What to produce
Scan the entries below. List each line with "screenshot".

-- begin Excerpted records --

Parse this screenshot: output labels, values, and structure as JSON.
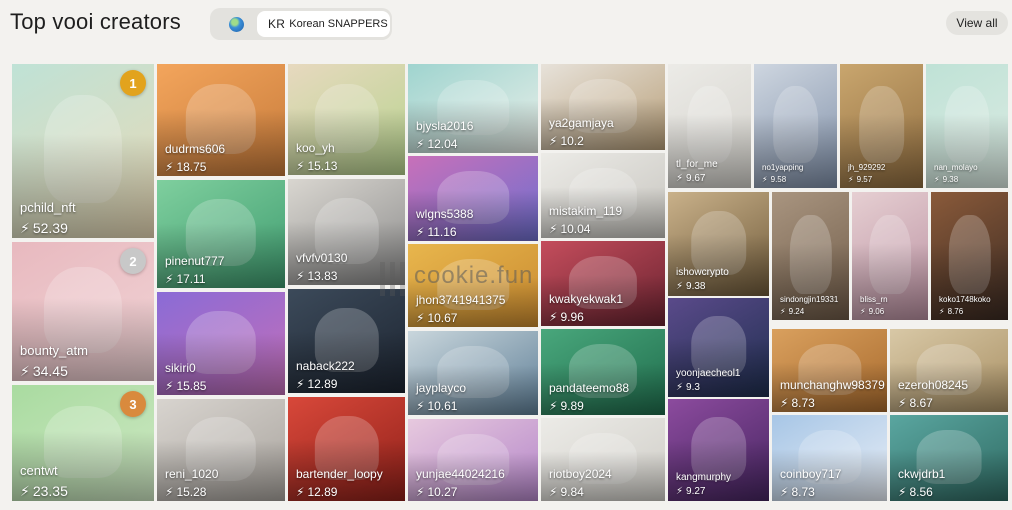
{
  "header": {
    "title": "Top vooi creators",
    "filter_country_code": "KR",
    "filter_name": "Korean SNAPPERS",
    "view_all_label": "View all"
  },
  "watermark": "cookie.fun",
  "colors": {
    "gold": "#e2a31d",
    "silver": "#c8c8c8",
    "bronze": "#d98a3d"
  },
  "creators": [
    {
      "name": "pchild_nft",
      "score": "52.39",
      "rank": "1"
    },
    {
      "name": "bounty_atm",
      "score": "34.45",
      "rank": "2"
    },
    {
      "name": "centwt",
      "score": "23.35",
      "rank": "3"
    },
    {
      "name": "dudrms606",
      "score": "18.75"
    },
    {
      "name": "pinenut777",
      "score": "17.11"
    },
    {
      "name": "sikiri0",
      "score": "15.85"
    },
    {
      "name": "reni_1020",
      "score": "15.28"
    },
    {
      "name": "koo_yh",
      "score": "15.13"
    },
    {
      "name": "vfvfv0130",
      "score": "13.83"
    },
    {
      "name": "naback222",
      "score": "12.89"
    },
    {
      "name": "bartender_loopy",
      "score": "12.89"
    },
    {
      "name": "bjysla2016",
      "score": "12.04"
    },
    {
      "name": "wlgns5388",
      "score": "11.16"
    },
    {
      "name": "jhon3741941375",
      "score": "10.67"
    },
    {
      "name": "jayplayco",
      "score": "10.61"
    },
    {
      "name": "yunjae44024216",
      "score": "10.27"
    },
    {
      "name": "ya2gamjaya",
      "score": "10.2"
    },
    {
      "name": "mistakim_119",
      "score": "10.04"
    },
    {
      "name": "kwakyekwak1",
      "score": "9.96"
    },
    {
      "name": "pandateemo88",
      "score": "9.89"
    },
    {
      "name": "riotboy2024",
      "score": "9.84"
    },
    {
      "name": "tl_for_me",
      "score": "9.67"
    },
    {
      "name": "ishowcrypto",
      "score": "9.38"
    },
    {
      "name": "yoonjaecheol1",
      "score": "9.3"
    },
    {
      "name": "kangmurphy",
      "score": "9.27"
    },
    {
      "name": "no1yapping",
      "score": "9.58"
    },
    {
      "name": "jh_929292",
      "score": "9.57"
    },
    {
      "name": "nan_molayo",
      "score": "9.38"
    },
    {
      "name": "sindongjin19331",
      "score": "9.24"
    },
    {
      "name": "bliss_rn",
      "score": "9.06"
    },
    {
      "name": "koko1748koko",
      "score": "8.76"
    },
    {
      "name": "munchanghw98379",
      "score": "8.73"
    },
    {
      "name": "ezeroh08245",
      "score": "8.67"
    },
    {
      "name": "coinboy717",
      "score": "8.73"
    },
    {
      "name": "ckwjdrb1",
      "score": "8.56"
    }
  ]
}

-- end Excerpted records --
-- begin Excerpted records --

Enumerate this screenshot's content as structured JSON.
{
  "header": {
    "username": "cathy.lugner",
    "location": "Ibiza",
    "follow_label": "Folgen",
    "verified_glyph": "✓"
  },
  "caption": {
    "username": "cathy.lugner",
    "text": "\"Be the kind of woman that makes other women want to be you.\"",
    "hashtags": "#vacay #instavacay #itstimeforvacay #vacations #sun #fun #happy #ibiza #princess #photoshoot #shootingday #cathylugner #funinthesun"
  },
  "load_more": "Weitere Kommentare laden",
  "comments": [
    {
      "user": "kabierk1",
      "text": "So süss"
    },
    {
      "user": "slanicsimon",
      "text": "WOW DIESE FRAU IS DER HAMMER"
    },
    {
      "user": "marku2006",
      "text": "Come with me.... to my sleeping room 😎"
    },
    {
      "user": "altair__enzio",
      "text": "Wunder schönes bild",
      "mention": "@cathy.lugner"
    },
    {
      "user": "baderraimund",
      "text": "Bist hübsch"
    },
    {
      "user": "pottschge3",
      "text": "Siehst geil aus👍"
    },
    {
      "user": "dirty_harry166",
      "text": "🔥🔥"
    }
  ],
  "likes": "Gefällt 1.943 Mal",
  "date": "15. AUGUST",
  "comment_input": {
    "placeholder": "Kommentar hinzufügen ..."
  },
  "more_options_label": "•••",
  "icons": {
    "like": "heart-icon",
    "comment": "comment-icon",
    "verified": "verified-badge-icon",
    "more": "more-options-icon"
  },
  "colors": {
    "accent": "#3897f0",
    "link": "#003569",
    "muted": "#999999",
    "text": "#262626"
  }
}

-- end Excerpted records --

Full response
Parse this screenshot: output labels, values, and structure as JSON.
Enumerate this screenshot's content as structured JSON.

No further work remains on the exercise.